» GIVEN PROBLEM: Your task is to print the material below exactly as presented.

-------- SUPPLIED RECORDS --------

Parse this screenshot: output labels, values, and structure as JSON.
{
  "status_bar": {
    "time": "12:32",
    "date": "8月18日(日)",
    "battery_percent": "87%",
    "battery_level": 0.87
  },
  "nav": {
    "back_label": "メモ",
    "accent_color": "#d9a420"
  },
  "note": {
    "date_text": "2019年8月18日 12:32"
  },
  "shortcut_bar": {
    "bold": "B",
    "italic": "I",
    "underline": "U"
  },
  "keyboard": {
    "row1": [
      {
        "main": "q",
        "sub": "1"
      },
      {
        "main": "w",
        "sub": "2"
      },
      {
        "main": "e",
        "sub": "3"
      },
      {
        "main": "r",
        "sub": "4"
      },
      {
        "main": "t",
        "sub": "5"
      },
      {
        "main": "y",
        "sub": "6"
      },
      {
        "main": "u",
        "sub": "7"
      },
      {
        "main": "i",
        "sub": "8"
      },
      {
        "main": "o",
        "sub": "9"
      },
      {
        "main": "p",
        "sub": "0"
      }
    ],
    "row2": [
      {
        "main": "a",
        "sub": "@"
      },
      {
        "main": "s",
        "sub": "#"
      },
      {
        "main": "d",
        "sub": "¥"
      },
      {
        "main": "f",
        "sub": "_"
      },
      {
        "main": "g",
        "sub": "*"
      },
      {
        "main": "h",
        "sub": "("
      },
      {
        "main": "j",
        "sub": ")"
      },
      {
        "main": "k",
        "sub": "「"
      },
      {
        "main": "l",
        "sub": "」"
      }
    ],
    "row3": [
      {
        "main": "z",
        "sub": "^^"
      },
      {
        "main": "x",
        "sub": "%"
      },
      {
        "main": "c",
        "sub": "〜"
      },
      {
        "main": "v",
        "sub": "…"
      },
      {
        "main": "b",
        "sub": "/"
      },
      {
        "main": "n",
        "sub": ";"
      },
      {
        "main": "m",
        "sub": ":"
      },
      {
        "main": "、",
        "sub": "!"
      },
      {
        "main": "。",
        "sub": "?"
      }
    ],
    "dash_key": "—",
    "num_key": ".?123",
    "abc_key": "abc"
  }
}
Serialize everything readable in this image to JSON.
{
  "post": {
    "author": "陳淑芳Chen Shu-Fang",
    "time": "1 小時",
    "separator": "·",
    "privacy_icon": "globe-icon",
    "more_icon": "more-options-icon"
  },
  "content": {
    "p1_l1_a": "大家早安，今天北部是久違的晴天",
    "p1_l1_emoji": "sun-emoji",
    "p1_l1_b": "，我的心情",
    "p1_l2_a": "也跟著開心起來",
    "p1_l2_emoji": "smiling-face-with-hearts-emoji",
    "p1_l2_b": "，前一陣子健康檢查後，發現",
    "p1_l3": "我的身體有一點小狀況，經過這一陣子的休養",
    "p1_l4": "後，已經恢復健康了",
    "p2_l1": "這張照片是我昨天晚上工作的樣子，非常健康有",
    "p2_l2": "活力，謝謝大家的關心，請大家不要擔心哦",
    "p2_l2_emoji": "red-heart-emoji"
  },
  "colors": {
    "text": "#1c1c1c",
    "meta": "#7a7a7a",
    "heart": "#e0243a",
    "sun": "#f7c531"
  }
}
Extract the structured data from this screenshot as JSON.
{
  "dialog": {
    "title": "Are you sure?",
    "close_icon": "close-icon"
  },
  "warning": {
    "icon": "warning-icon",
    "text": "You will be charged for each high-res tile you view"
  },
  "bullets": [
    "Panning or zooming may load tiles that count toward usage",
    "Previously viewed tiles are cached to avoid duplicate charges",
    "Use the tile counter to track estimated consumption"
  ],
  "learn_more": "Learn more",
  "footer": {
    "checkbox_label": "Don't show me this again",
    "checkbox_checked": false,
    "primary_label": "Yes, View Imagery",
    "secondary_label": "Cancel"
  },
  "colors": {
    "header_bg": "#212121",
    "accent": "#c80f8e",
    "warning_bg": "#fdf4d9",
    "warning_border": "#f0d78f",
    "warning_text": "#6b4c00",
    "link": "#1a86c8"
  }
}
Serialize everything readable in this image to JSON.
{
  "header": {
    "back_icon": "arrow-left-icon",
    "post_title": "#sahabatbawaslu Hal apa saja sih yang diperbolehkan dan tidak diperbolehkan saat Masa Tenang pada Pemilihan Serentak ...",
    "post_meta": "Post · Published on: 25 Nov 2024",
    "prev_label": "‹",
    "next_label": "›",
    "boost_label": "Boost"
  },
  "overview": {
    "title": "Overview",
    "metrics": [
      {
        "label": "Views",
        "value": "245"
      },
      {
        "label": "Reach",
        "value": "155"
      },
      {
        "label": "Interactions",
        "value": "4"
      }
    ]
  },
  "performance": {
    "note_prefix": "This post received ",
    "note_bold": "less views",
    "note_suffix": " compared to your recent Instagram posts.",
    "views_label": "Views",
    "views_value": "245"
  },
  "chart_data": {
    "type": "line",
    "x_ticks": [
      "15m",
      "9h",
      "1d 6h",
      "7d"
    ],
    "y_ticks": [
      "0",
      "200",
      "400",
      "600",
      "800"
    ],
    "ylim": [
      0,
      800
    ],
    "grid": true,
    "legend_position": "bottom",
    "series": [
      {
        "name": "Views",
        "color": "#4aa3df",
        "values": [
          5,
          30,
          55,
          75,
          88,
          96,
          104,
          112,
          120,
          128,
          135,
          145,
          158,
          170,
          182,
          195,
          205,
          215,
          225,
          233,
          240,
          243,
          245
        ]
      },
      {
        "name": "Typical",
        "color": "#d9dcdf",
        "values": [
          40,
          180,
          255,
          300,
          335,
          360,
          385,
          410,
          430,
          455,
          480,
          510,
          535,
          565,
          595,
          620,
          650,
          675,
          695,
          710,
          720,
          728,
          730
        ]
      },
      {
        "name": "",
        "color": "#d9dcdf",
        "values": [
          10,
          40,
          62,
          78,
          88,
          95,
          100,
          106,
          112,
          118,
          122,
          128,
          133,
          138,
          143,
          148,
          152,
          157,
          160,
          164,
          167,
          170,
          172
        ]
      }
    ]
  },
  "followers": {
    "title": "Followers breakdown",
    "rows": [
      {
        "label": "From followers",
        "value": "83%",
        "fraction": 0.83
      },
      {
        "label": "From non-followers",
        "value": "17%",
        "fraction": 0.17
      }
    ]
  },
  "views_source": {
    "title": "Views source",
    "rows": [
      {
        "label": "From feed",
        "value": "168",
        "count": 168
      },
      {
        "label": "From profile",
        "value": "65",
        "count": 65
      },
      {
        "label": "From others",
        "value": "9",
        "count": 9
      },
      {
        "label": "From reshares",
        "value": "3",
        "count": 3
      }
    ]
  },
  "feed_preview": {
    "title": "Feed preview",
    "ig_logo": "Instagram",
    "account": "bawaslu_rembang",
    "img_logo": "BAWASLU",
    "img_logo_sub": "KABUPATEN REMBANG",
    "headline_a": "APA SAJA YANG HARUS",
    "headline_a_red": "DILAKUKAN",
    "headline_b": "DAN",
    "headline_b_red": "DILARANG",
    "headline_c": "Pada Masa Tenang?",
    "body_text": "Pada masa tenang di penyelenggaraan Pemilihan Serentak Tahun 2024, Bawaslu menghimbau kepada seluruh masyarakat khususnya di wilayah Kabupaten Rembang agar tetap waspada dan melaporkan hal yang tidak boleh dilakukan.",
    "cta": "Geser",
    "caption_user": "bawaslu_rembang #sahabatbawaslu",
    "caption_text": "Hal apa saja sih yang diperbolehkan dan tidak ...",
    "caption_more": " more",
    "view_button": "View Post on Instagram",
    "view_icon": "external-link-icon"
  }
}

--------

» RESPONSE TO THE EXERCISE:
Parse this screenshot: output labels, values, and structure as JSON.
{
  "status_bar": {
    "time": "12:32",
    "date": "8月18日(日)",
    "battery_percent": "87%",
    "battery_level": 0.87
  },
  "nav": {
    "back_label": "メモ",
    "accent_color": "#d9a420"
  },
  "note": {
    "date_text": "2019年8月18日 12:32"
  },
  "shortcut_bar": {
    "bold": "B",
    "italic": "I",
    "underline": "U"
  },
  "keyboard": {
    "row1": [
      {
        "main": "q",
        "sub": "1"
      },
      {
        "main": "w",
        "sub": "2"
      },
      {
        "main": "e",
        "sub": "3"
      },
      {
        "main": "r",
        "sub": "4"
      },
      {
        "main": "t",
        "sub": "5"
      },
      {
        "main": "y",
        "sub": "6"
      },
      {
        "main": "u",
        "sub": "7"
      },
      {
        "main": "i",
        "sub": "8"
      },
      {
        "main": "o",
        "sub": "9"
      },
      {
        "main": "p",
        "sub": "0"
      }
    ],
    "row2": [
      {
        "main": "a",
        "sub": "@"
      },
      {
        "main": "s",
        "sub": "#"
      },
      {
        "main": "d",
        "sub": "¥"
      },
      {
        "main": "f",
        "sub": "_"
      },
      {
        "main": "g",
        "sub": "*"
      },
      {
        "main": "h",
        "sub": "("
      },
      {
        "main": "j",
        "sub": ")"
      },
      {
        "main": "k",
        "sub": "「"
      },
      {
        "main": "l",
        "sub": "」"
      }
    ],
    "row3": [
      {
        "main": "z",
        "sub": "^^"
      },
      {
        "main": "x",
        "sub": "%"
      },
      {
        "main": "c",
        "sub": "〜"
      },
      {
        "main": "v",
        "sub": "…"
      },
      {
        "main": "b",
        "sub": "/"
      },
      {
        "main": "n",
        "sub": ";"
      },
      {
        "main": "m",
        "sub": ":"
      },
      {
        "main": "、",
        "sub": "!"
      },
      {
        "main": "。",
        "sub": "?"
      }
    ],
    "dash_key": "—",
    "num_key": ".?123",
    "abc_key": "abc"
  }
}
Serialize everything readable in this image to JSON.
{
  "post": {
    "author": "陳淑芳Chen Shu-Fang",
    "time": "1 小時",
    "separator": "·",
    "privacy_icon": "globe-icon",
    "more_icon": "more-options-icon"
  },
  "content": {
    "p1_l1_a": "大家早安，今天北部是久違的晴天",
    "p1_l1_emoji": "sun-emoji",
    "p1_l1_b": "，我的心情",
    "p1_l2_a": "也跟著開心起來",
    "p1_l2_emoji": "smiling-face-with-hearts-emoji",
    "p1_l2_b": "，前一陣子健康檢查後，發現",
    "p1_l3": "我的身體有一點小狀況，經過這一陣子的休養",
    "p1_l4": "後，已經恢復健康了",
    "p2_l1": "這張照片是我昨天晚上工作的樣子，非常健康有",
    "p2_l2": "活力，謝謝大家的關心，請大家不要擔心哦",
    "p2_l2_emoji": "red-heart-emoji"
  },
  "colors": {
    "text": "#1c1c1c",
    "meta": "#7a7a7a",
    "heart": "#e0243a",
    "sun": "#f7c531"
  }
}
Extract the structured data from this screenshot as JSON.
{
  "dialog": {
    "title": "Are you sure?",
    "close_icon": "close-icon"
  },
  "warning": {
    "icon": "warning-icon",
    "text": "You will be charged for each high-res tile you view"
  },
  "bullets": [
    "Panning or zooming may load tiles that count toward usage",
    "Previously viewed tiles are cached to avoid duplicate charges",
    "Use the tile counter to track estimated consumption"
  ],
  "learn_more": "Learn more",
  "footer": {
    "checkbox_label": "Don't show me this again",
    "checkbox_checked": false,
    "primary_label": "Yes, View Imagery",
    "secondary_label": "Cancel"
  },
  "colors": {
    "header_bg": "#212121",
    "accent": "#c80f8e",
    "warning_bg": "#fdf4d9",
    "warning_border": "#f0d78f",
    "warning_text": "#6b4c00",
    "link": "#1a86c8"
  }
}
Serialize everything readable in this image to JSON.
{
  "header": {
    "back_icon": "arrow-left-icon",
    "post_title": "#sahabatbawaslu Hal apa saja sih yang diperbolehkan dan tidak diperbolehkan saat Masa Tenang pada Pemilihan Serentak ...",
    "post_meta": "Post · Published on: 25 Nov 2024",
    "prev_label": "‹",
    "next_label": "›",
    "boost_label": "Boost"
  },
  "overview": {
    "title": "Overview",
    "metrics": [
      {
        "label": "Views",
        "value": "245"
      },
      {
        "label": "Reach",
        "value": "155"
      },
      {
        "label": "Interactions",
        "value": "4"
      }
    ]
  },
  "performance": {
    "note_prefix": "This post received ",
    "note_bold": "less views",
    "note_suffix": " compared to your recent Instagram posts.",
    "views_label": "Views",
    "views_value": "245"
  },
  "chart_data": {
    "type": "line",
    "x_ticks": [
      "15m",
      "9h",
      "1d 6h",
      "7d"
    ],
    "y_ticks": [
      "0",
      "200",
      "400",
      "600",
      "800"
    ],
    "ylim": [
      0,
      800
    ],
    "grid": true,
    "legend_position": "bottom",
    "series": [
      {
        "name": "Views",
        "color": "#4aa3df",
        "values": [
          5,
          30,
          55,
          75,
          88,
          96,
          104,
          112,
          120,
          128,
          135,
          145,
          158,
          170,
          182,
          195,
          205,
          215,
          225,
          233,
          240,
          243,
          245
        ]
      },
      {
        "name": "Typical",
        "color": "#d9dcdf",
        "values": [
          40,
          180,
          255,
          300,
          335,
          360,
          385,
          410,
          430,
          455,
          480,
          510,
          535,
          565,
          595,
          620,
          650,
          675,
          695,
          710,
          720,
          728,
          730
        ]
      },
      {
        "name": "",
        "color": "#d9dcdf",
        "values": [
          10,
          40,
          62,
          78,
          88,
          95,
          100,
          106,
          112,
          118,
          122,
          128,
          133,
          138,
          143,
          148,
          152,
          157,
          160,
          164,
          167,
          170,
          172
        ]
      }
    ]
  },
  "followers": {
    "title": "Followers breakdown",
    "rows": [
      {
        "label": "From followers",
        "value": "83%",
        "fraction": 0.83
      },
      {
        "label": "From non-followers",
        "value": "17%",
        "fraction": 0.17
      }
    ]
  },
  "views_source": {
    "title": "Views source",
    "rows": [
      {
        "label": "From feed",
        "value": "168",
        "count": 168
      },
      {
        "label": "From profile",
        "value": "65",
        "count": 65
      },
      {
        "label": "From others",
        "value": "9",
        "count": 9
      },
      {
        "label": "From reshares",
        "value": "3",
        "count": 3
      }
    ]
  },
  "feed_preview": {
    "title": "Feed preview",
    "ig_logo": "Instagram",
    "account": "bawaslu_rembang",
    "img_logo": "BAWASLU",
    "img_logo_sub": "KABUPATEN REMBANG",
    "headline_a": "APA SAJA YANG HARUS",
    "headline_a_red": "DILAKUKAN",
    "headline_b": "DAN",
    "headline_b_red": "DILARANG",
    "headline_c": "Pada Masa Tenang?",
    "body_text": "Pada masa tenang di penyelenggaraan Pemilihan Serentak Tahun 2024, Bawaslu menghimbau kepada seluruh masyarakat khususnya di wilayah Kabupaten Rembang agar tetap waspada dan melaporkan hal yang tidak boleh dilakukan.",
    "cta": "Geser",
    "caption_user": "bawaslu_rembang #sahabatbawaslu",
    "caption_text": "Hal apa saja sih yang diperbolehkan dan tidak ...",
    "caption_more": " more",
    "view_button": "View Post on Instagram",
    "view_icon": "external-link-icon"
  }
}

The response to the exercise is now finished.